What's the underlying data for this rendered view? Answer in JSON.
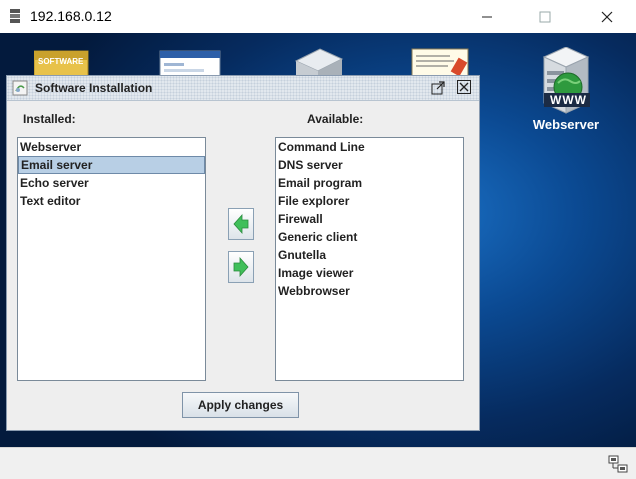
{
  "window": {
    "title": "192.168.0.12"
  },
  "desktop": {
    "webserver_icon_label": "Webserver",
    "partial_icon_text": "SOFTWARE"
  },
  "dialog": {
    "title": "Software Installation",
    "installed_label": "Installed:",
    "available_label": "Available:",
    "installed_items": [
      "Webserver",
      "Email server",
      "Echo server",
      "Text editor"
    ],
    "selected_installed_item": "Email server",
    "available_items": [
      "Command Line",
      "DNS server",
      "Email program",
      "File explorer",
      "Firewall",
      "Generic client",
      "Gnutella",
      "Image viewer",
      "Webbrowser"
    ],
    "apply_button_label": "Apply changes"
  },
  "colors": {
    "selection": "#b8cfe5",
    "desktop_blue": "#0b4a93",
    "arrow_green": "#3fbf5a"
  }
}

== Goal ==
Quote every line word for word and keep the images out of the copy.

== Complete output ==
What's the underlying data for this rendered view? Answer in JSON.
{
  "window": {
    "title": "192.168.0.12"
  },
  "desktop": {
    "webserver_icon_label": "Webserver",
    "partial_icon_text": "SOFTWARE"
  },
  "dialog": {
    "title": "Software Installation",
    "installed_label": "Installed:",
    "available_label": "Available:",
    "installed_items": [
      "Webserver",
      "Email server",
      "Echo server",
      "Text editor"
    ],
    "selected_installed_item": "Email server",
    "available_items": [
      "Command Line",
      "DNS server",
      "Email program",
      "File explorer",
      "Firewall",
      "Generic client",
      "Gnutella",
      "Image viewer",
      "Webbrowser"
    ],
    "apply_button_label": "Apply changes"
  },
  "colors": {
    "selection": "#b8cfe5",
    "desktop_blue": "#0b4a93",
    "arrow_green": "#3fbf5a"
  }
}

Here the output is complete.